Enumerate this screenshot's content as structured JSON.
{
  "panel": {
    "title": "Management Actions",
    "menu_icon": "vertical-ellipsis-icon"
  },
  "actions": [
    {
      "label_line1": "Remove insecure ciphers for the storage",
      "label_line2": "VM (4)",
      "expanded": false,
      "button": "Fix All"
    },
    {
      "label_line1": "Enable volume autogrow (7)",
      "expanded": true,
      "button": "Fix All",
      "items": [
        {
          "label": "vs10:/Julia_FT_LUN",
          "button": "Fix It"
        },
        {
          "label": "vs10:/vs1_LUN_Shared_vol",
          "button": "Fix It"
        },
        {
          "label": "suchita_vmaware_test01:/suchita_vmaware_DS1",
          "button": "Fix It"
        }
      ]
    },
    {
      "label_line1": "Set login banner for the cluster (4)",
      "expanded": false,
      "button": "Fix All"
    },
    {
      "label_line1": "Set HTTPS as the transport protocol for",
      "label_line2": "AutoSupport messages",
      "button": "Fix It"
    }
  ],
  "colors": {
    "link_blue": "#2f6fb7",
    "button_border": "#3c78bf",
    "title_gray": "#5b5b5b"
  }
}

◆ Stated task ◆
Write out every line from the records above, word for word.

◆ Solved exercise ◆
Enumerate this screenshot's content as structured JSON.
{
  "panel": {
    "title": "Management Actions",
    "menu_icon": "vertical-ellipsis-icon"
  },
  "actions": [
    {
      "label_line1": "Remove insecure ciphers for the storage",
      "label_line2": "VM (4)",
      "expanded": false,
      "button": "Fix All"
    },
    {
      "label_line1": "Enable volume autogrow (7)",
      "expanded": true,
      "button": "Fix All",
      "items": [
        {
          "label": "vs10:/Julia_FT_LUN",
          "button": "Fix It"
        },
        {
          "label": "vs10:/vs1_LUN_Shared_vol",
          "button": "Fix It"
        },
        {
          "label": "suchita_vmaware_test01:/suchita_vmaware_DS1",
          "button": "Fix It"
        }
      ]
    },
    {
      "label_line1": "Set login banner for the cluster (4)",
      "expanded": false,
      "button": "Fix All"
    },
    {
      "label_line1": "Set HTTPS as the transport protocol for",
      "label_line2": "AutoSupport messages",
      "button": "Fix It"
    }
  ],
  "colors": {
    "link_blue": "#2f6fb7",
    "button_border": "#3c78bf",
    "title_gray": "#5b5b5b"
  }
}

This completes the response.